### [Challenge]
In the article about Rabbi Sagi Weiss, what city was he living in when he told his wife they had to find a place of shlichus?

September 17, 2013

A lone avreichs work has touched the hearts of Jews from all over Eretz Yisroel and the world, illuminating their homes with the light of Chassidus. Rabbi Sagi Weiss, who has managed to bring dozens of young people to the path of Chassidus, tells Beis Moshiach about the revolutionary audio disk project that he initiated, calling upon other Chabad Chassidim to join.

Translated by Michoel Leib Dobry

Rabbi Sagi Weiss in the recording studioIt all began one summer morning ten years ago. Rabbi Sagi Weiss, who had gotten married just a few months earlier, felt that his talents were going to waste.

“We were living in Kiryat Malachi at the time. Despite the fact that it is a very Chassidic community, everything seemed so dry. I told my wife that we had to find a place of shlichus to fulfill the directives of the Rebbe, Melech HaMoshiach,” Rabbi Weiss recalled in an interview last month with Beis Moshiach.

“I told her that I wanted to go out on shlichus to a tourist city in Eretz HaKodesh, such as Teveria or Eilat.”

(Records with labeled boxes)
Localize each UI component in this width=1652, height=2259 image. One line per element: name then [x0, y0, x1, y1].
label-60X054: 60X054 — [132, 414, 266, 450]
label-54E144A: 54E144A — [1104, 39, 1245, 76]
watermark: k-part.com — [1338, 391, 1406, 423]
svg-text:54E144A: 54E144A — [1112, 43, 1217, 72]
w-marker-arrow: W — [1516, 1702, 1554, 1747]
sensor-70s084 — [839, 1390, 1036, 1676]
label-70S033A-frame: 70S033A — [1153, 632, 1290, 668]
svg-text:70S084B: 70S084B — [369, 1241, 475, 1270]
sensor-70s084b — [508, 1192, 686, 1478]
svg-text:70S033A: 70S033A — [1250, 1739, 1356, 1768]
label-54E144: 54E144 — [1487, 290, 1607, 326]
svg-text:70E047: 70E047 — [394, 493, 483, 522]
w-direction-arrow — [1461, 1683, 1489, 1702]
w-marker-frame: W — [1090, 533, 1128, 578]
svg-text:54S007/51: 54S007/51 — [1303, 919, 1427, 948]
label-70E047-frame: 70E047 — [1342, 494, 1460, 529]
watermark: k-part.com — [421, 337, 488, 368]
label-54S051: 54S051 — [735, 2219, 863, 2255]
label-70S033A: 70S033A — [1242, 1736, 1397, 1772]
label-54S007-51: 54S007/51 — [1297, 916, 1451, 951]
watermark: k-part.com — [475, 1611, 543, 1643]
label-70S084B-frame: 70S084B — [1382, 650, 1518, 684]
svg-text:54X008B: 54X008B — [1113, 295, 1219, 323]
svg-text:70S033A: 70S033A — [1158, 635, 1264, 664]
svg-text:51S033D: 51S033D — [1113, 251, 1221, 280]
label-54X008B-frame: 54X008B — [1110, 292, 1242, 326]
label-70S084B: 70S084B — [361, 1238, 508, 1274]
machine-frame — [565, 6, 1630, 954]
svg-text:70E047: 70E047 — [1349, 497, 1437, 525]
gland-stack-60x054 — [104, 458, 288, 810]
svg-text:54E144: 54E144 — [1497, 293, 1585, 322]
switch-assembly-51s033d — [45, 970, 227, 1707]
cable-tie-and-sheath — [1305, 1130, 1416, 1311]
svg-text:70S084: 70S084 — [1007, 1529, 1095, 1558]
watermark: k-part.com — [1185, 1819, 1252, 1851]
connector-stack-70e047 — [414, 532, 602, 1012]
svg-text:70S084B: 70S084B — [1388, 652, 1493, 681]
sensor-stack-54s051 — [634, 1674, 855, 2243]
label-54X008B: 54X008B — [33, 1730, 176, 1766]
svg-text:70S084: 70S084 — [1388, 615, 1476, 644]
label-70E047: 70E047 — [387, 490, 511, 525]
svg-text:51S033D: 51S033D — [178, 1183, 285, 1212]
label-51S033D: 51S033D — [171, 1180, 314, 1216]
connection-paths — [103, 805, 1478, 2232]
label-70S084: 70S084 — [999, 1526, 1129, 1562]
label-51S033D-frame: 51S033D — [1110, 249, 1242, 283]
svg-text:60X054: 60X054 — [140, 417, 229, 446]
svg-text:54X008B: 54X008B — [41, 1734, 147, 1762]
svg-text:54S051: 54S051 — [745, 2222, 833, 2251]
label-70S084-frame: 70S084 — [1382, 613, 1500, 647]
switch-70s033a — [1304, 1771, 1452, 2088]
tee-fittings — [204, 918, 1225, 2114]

### [Exercise output]
Kiryat Malachi